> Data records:
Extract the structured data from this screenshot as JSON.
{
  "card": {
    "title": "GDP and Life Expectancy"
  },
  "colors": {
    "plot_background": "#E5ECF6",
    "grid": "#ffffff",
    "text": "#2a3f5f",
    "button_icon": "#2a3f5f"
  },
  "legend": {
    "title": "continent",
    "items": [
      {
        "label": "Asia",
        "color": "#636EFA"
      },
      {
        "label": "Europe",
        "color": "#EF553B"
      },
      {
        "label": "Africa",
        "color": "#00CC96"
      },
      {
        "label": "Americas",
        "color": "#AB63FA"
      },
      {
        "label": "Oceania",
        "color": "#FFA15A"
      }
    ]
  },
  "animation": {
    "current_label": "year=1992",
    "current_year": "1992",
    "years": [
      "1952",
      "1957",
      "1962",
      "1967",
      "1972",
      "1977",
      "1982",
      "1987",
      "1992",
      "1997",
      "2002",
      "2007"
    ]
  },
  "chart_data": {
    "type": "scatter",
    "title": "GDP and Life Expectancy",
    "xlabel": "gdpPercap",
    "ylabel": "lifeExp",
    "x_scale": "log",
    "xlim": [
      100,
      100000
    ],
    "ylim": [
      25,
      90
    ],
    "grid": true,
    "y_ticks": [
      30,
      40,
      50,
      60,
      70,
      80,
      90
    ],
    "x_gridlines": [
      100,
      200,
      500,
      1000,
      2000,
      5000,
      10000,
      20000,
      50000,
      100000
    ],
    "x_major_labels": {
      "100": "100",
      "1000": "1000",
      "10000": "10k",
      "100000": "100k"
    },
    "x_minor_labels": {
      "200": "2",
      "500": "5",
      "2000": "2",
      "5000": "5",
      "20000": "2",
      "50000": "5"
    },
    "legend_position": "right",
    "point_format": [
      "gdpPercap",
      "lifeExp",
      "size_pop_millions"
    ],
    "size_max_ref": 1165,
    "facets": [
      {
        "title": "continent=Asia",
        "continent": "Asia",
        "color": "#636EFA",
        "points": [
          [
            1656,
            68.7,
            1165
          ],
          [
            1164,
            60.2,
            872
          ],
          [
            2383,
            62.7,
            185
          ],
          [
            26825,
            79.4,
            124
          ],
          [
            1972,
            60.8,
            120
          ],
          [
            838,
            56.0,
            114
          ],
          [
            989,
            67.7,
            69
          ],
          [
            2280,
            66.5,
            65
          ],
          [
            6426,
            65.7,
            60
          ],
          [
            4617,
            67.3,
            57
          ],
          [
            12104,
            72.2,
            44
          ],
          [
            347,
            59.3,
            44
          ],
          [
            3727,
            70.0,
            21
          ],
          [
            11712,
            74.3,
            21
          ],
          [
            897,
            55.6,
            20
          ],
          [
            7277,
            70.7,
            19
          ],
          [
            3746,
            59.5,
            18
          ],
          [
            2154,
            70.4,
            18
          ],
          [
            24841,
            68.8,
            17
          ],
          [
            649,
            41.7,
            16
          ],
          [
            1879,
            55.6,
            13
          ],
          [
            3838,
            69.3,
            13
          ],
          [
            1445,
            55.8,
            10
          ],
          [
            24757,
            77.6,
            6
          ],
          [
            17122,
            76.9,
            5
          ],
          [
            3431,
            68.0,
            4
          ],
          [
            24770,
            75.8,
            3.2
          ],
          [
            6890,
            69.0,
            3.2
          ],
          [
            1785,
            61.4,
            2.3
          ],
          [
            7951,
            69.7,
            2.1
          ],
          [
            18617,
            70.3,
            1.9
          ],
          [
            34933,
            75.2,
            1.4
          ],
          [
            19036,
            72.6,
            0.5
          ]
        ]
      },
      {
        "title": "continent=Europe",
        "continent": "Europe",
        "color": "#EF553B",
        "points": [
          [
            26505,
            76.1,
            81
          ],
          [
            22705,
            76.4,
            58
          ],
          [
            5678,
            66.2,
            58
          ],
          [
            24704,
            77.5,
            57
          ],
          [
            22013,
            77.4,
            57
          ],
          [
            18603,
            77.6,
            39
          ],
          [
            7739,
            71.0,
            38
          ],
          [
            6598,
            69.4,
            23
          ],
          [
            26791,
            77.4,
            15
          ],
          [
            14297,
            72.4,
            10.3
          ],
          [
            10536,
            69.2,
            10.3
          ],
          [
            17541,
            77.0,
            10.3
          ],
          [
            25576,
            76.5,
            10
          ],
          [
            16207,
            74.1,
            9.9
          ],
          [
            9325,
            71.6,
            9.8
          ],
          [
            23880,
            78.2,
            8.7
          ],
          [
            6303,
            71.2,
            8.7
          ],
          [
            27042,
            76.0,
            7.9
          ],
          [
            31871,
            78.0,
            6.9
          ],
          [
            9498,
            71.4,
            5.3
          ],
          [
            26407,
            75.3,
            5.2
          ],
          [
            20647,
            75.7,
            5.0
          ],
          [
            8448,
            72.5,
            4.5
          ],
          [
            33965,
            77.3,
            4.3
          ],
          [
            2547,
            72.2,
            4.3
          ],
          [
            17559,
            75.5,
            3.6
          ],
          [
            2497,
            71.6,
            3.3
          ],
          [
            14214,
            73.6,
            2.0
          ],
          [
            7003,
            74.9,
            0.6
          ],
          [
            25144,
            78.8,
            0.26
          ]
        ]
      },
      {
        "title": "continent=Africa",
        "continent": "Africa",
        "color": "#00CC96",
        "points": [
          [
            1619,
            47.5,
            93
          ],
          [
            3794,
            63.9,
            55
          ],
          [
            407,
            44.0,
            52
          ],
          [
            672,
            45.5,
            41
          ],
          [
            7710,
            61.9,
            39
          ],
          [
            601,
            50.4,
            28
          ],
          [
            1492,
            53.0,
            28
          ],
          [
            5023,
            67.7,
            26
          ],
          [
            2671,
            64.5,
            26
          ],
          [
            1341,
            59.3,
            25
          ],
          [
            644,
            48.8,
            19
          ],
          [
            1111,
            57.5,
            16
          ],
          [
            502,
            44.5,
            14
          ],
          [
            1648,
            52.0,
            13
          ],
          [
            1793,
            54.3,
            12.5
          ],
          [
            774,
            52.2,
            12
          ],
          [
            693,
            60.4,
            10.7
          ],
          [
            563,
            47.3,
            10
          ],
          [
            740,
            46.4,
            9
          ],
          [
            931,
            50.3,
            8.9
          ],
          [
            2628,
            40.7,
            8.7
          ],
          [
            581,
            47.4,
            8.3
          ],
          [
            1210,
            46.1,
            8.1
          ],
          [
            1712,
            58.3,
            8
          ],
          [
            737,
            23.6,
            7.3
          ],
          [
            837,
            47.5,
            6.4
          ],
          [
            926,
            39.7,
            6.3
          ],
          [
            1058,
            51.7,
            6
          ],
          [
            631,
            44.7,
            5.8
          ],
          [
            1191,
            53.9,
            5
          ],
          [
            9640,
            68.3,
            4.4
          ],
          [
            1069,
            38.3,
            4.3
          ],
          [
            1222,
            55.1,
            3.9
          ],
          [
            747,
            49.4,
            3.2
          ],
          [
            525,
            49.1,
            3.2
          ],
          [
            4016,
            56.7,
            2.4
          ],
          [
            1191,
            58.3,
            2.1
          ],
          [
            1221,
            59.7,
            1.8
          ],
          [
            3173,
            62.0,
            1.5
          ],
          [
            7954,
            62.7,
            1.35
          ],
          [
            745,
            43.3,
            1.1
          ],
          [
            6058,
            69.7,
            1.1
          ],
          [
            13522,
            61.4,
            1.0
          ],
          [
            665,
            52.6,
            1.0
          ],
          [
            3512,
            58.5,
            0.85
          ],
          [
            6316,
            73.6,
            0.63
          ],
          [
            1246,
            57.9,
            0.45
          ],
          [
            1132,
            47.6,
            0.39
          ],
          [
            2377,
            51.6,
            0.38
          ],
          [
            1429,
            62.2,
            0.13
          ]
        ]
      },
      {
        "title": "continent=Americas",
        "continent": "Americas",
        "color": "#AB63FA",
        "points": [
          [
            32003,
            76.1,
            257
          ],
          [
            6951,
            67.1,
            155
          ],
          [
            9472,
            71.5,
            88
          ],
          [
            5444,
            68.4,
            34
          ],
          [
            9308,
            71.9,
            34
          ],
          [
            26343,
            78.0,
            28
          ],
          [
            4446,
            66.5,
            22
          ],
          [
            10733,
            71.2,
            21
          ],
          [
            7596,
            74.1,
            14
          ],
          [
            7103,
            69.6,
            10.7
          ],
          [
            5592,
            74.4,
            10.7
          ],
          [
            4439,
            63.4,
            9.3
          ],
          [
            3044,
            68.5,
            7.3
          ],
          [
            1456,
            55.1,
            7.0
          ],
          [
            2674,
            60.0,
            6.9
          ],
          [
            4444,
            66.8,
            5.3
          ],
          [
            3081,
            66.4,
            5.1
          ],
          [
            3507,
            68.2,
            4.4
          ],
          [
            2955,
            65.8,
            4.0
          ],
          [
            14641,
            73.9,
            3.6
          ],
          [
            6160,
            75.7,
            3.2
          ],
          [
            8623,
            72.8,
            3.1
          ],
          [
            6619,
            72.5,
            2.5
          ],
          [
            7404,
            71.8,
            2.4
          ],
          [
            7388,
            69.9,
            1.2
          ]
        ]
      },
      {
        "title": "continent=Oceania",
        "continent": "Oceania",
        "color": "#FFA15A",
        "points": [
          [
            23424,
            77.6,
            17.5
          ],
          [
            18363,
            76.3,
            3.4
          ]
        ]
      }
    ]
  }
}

> Exercise brief: Your answer should be one number: how many lines in the material above contain the string "Asia".

> Solution for this problem: 3